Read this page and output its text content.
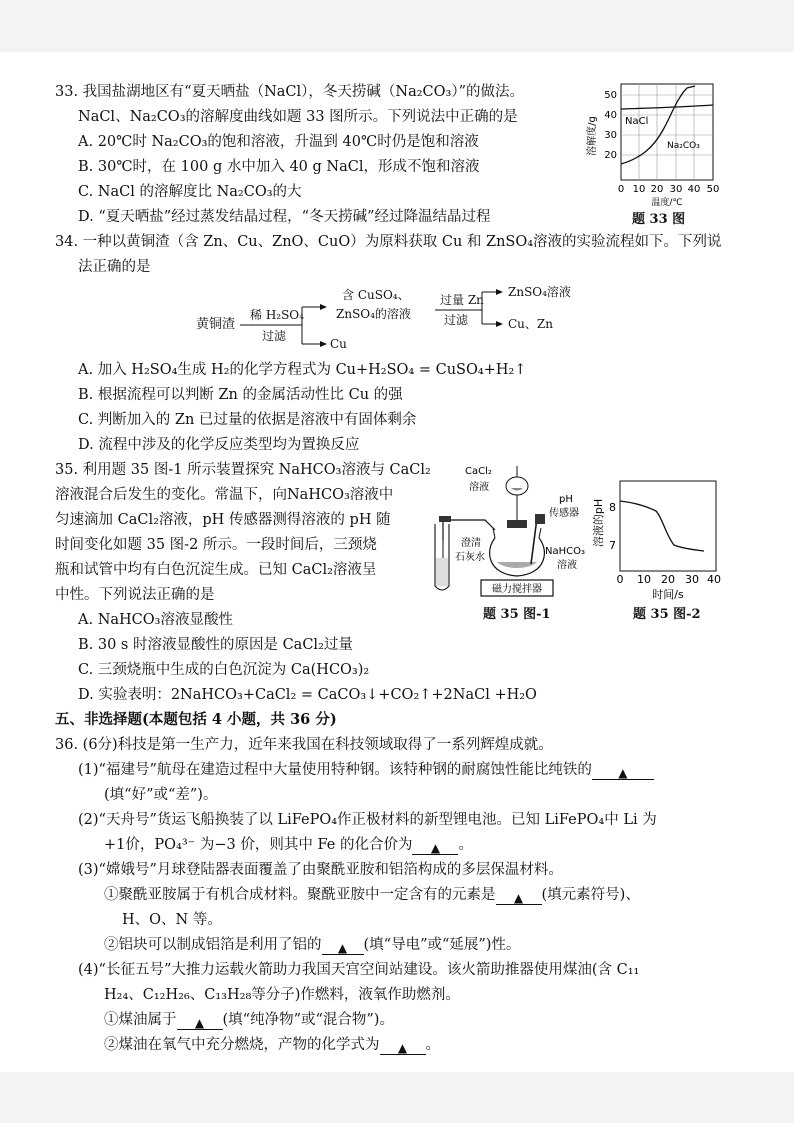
33. 我国盐湖地区有“夏天晒盐（NaCl），冬天捞碱（Na₂CO₃）”的做法。
NaCl、Na₂CO₃的溶解度曲线如题 33 图所示。下列说法中正确的是
A. 20℃时 Na₂CO₃的饱和溶液，升温到 40℃时仍是饱和溶液
B. 30℃时，在 100 g 水中加入 40 g NaCl，形成不饱和溶液
C. NaCl 的溶解度比 Na₂CO₃的大
D. “夏天晒盐”经过蒸发结晶过程，“冬天捞碱”经过降温结晶过程
溶解度/g
50
40
30
20
NaCl
Na₂CO₃
0 10 20 30 40 50
温度/℃
题 33 图
34. 一种以黄铜渣（含 Zn、Cu、ZnO、CuO）为原料获取 Cu 和 ZnSO₄溶液的实验流程如下。下列说
法正确的是
黄铜渣
稀 H₂SO₄
过滤
含 CuSO₄、
ZnSO₄的溶液
Cu
过量 Zn
过滤
ZnSO₄溶液
Cu、Zn
A. 加入 H₂SO₄生成 H₂的化学方程式为 Cu+H₂SO₄ = CuSO₄+H₂↑
B. 根据流程可以判断 Zn 的金属活动性比 Cu 的强
C. 判断加入的 Zn 已过量的依据是溶液中有固体剩余
D. 流程中涉及的化学反应类型均为置换反应
35. 利用题 35 图-1 所示装置探究 NaHCO₃溶液与 CaCl₂
溶液混合后发生的变化。常温下，向NaHCO₃溶液中
匀速滴加 CaCl₂溶液，pH 传感器测得溶液的 pH 随
时间变化如题 35 图-2 所示。一段时间后，三颈烧
瓶和试管中均有白色沉淀生成。已知 CaCl₂溶液呈
中性。下列说法正确的是
A. NaHCO₃溶液显酸性
B. 30 s 时溶液显酸性的原因是 CaCl₂过量
C. 三颈烧瓶中生成的白色沉淀为 Ca(HCO₃)₂
D. 实验表明：2NaHCO₃+CaCl₂ = CaCO₃↓+CO₂↑+2NaCl +H₂O
磁力搅拌器
CaCl₂
溶液
pH
传感器
澄清
石灰水
NaHCO₃
溶液
题 35 图-1
溶液的pH 8
7
0 10 20 30 40
时间/s
题 35 图-2
五、非选择题(本题包括 4 小题，共 36 分)
36. (6分)科技是第一生产力，近年来我国在科技领域取得了一系列辉煌成就。
(1)“福建号”航母在建造过程中大量使用特种钢。该特种钢的耐腐蚀性能比纯铁的 ▲
(填“好”或“差”)。
(2)“天舟号”货运飞船换装了以 LiFePO₄作正极材料的新型锂电池。已知 LiFePO₄中 Li 为
+1价，PO₄³⁻ 为−3 价，则其中 Fe 的化合价为 ▲ 。
(3)“嫦娥号”月球登陆器表面覆盖了由聚酰亚胺和铝箔构成的多层保温材料。
①聚酰亚胺属于有机合成材料。聚酰亚胺中一定含有的元素是 ▲ (填元素符号)、
H、O、N 等。
②铝块可以制成铝箔是利用了铝的 ▲ (填“导电”或“延展”)性。
(4)“长征五号”大推力运载火箭助力我国天宫空间站建设。该火箭助推器使用煤油(含 C₁₁
H₂₄、C₁₂H₂₆、C₁₃H₂₈等分子)作燃料，液氧作助燃剂。
①煤油属于 ▲ (填“纯净物”或“混合物”)。
②煤油在氧气中充分燃烧，产物的化学式为 ▲ 。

........

__Problem details__.
Restate the full listing verbatim and drop every picture.

__Solution__.
Read this page and output its text content.
33. 我国盐湖地区有“夏天晒盐（NaCl），冬天捞碱（Na₂CO₃）”的做法。
NaCl、Na₂CO₃的溶解度曲线如题 33 图所示。下列说法中正确的是
A. 20℃时 Na₂CO₃的饱和溶液，升温到 40℃时仍是饱和溶液
B. 30℃时，在 100 g 水中加入 40 g NaCl，形成不饱和溶液
C. NaCl 的溶解度比 Na₂CO₃的大
D. “夏天晒盐”经过蒸发结晶过程，“冬天捞碱”经过降温结晶过程
溶解度/g
50
40
30
20
NaCl
Na₂CO₃
0 10 20 30 40 50
温度/℃
题 33 图
34. 一种以黄铜渣（含 Zn、Cu、ZnO、CuO）为原料获取 Cu 和 ZnSO₄溶液的实验流程如下。下列说
法正确的是
黄铜渣
稀 H₂SO₄
过滤
含 CuSO₄、
ZnSO₄的溶液
Cu
过量 Zn
过滤
ZnSO₄溶液
Cu、Zn
A. 加入 H₂SO₄生成 H₂的化学方程式为 Cu+H₂SO₄ = CuSO₄+H₂↑
B. 根据流程可以判断 Zn 的金属活动性比 Cu 的强
C. 判断加入的 Zn 已过量的依据是溶液中有固体剩余
D. 流程中涉及的化学反应类型均为置换反应
35. 利用题 35 图-1 所示装置探究 NaHCO₃溶液与 CaCl₂
溶液混合后发生的变化。常温下，向NaHCO₃溶液中
匀速滴加 CaCl₂溶液，pH 传感器测得溶液的 pH 随
时间变化如题 35 图-2 所示。一段时间后，三颈烧
瓶和试管中均有白色沉淀生成。已知 CaCl₂溶液呈
中性。下列说法正确的是
A. NaHCO₃溶液显酸性
B. 30 s 时溶液显酸性的原因是 CaCl₂过量
C. 三颈烧瓶中生成的白色沉淀为 Ca(HCO₃)₂
D. 实验表明：2NaHCO₃+CaCl₂ = CaCO₃↓+CO₂↑+2NaCl +H₂O
磁力搅拌器
CaCl₂
溶液
pH
传感器
澄清
石灰水
NaHCO₃
溶液
题 35 图-1
溶液的pH 8
7
0 10 20 30 40
时间/s
题 35 图-2
五、非选择题(本题包括 4 小题，共 36 分)
36. (6分)科技是第一生产力，近年来我国在科技领域取得了一系列辉煌成就。
(1)“福建号”航母在建造过程中大量使用特种钢。该特种钢的耐腐蚀性能比纯铁的 ▲
(填“好”或“差”)。
(2)“天舟号”货运飞船换装了以 LiFePO₄作正极材料的新型锂电池。已知 LiFePO₄中 Li 为
+1价，PO₄³⁻ 为−3 价，则其中 Fe 的化合价为 ▲ 。
(3)“嫦娥号”月球登陆器表面覆盖了由聚酰亚胺和铝箔构成的多层保温材料。
①聚酰亚胺属于有机合成材料。聚酰亚胺中一定含有的元素是 ▲ (填元素符号)、
H、O、N 等。
②铝块可以制成铝箔是利用了铝的 ▲ (填“导电”或“延展”)性。
(4)“长征五号”大推力运载火箭助力我国天宫空间站建设。该火箭助推器使用煤油(含 C₁₁
H₂₄、C₁₂H₂₆、C₁₃H₂₈等分子)作燃料，液氧作助燃剂。
①煤油属于 ▲ (填“纯净物”或“混合物”)。
②煤油在氧气中充分燃烧，产物的化学式为 ▲ 。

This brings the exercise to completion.